(Dataset items)

>> Start

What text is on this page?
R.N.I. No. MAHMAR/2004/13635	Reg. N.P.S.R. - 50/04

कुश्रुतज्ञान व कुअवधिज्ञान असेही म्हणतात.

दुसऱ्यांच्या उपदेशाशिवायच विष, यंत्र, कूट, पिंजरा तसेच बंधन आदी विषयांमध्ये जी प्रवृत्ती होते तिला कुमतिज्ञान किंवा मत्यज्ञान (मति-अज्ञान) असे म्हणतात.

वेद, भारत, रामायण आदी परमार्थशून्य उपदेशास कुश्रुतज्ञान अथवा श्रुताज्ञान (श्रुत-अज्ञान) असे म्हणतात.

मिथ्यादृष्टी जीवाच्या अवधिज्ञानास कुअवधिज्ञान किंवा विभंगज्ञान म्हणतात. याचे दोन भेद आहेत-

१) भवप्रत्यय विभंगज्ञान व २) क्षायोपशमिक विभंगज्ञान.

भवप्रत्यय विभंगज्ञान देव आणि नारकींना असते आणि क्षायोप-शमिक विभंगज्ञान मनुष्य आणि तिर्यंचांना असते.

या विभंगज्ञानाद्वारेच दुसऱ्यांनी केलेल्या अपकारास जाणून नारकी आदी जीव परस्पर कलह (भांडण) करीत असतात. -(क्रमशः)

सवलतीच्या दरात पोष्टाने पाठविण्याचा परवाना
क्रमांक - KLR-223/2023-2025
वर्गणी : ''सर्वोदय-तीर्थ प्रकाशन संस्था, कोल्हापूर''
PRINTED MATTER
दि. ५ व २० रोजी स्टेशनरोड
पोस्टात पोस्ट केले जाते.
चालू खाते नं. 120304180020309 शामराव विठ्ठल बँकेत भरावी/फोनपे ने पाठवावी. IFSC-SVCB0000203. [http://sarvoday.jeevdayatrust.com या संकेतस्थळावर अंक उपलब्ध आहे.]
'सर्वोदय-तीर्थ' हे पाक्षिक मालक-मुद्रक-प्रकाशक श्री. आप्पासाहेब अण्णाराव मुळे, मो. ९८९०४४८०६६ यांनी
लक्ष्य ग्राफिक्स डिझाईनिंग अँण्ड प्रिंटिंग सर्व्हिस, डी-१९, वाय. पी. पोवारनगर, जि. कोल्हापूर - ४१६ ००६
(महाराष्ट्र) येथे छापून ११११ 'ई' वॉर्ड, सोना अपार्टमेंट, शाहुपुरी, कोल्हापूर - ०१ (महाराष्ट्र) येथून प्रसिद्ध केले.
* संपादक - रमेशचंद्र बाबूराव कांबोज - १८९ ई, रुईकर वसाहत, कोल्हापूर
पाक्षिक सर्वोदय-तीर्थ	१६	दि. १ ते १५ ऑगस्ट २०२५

>> End

§ **EXERCISE REQUIREMENTS**
Write out every line of the material again, exactly as it reads.

§ **EXERCISE OUTPUT**
What text is on this page?
R.N.I. No. MAHMAR/2004/13635	Reg. N.P.S.R. - 50/04

कुश्रुतज्ञान व कुअवधिज्ञान असेही म्हणतात.

दुसऱ्यांच्या उपदेशाशिवायच विष, यंत्र, कूट, पिंजरा तसेच बंधन आदी विषयांमध्ये जी प्रवृत्ती होते तिला कुमतिज्ञान किंवा मत्यज्ञान (मति-अज्ञान) असे म्हणतात.

वेद, भारत, रामायण आदी परमार्थशून्य उपदेशास कुश्रुतज्ञान अथवा श्रुताज्ञान (श्रुत-अज्ञान) असे म्हणतात.

मिथ्यादृष्टी जीवाच्या अवधिज्ञानास कुअवधिज्ञान किंवा विभंगज्ञान म्हणतात. याचे दोन भेद आहेत-

१) भवप्रत्यय विभंगज्ञान व २) क्षायोपशमिक विभंगज्ञान.

भवप्रत्यय विभंगज्ञान देव आणि नारकींना असते आणि क्षायोप-शमिक विभंगज्ञान मनुष्य आणि तिर्यंचांना असते.

या विभंगज्ञानाद्वारेच दुसऱ्यांनी केलेल्या अपकारास जाणून नारकी आदी जीव परस्पर कलह (भांडण) करीत असतात. -(क्रमशः)

सवलतीच्या दरात पोष्टाने पाठविण्याचा परवाना
क्रमांक - KLR-223/2023-2025
वर्गणी : ''सर्वोदय-तीर्थ प्रकाशन संस्था, कोल्हापूर''
PRINTED MATTER
दि. ५ व २० रोजी स्टेशनरोड
पोस्टात पोस्ट केले जाते.
चालू खाते नं. 120304180020309 शामराव विठ्ठल बँकेत भरावी/फोनपे ने पाठवावी. IFSC-SVCB0000203. [http://sarvoday.jeevdayatrust.com या संकेतस्थळावर अंक उपलब्ध आहे.]
'सर्वोदय-तीर्थ' हे पाक्षिक मालक-मुद्रक-प्रकाशक श्री. आप्पासाहेब अण्णाराव मुळे, मो. ९८९०४४८०६६ यांनी
लक्ष्य ग्राफिक्स डिझाईनिंग अँण्ड प्रिंटिंग सर्व्हिस, डी-१९, वाय. पी. पोवारनगर, जि. कोल्हापूर - ४१६ ००६
(महाराष्ट्र) येथे छापून ११११ 'ई' वॉर्ड, सोना अपार्टमेंट, शाहुपुरी, कोल्हापूर - ०१ (महाराष्ट्र) येथून प्रसिद्ध केले.
* संपादक - रमेशचंद्र बाबूराव कांबोज - १८९ ई, रुईकर वसाहत, कोल्हापूर
पाक्षिक सर्वोदय-तीर्थ	१६	दि. १ ते १५ ऑगस्ट २०२५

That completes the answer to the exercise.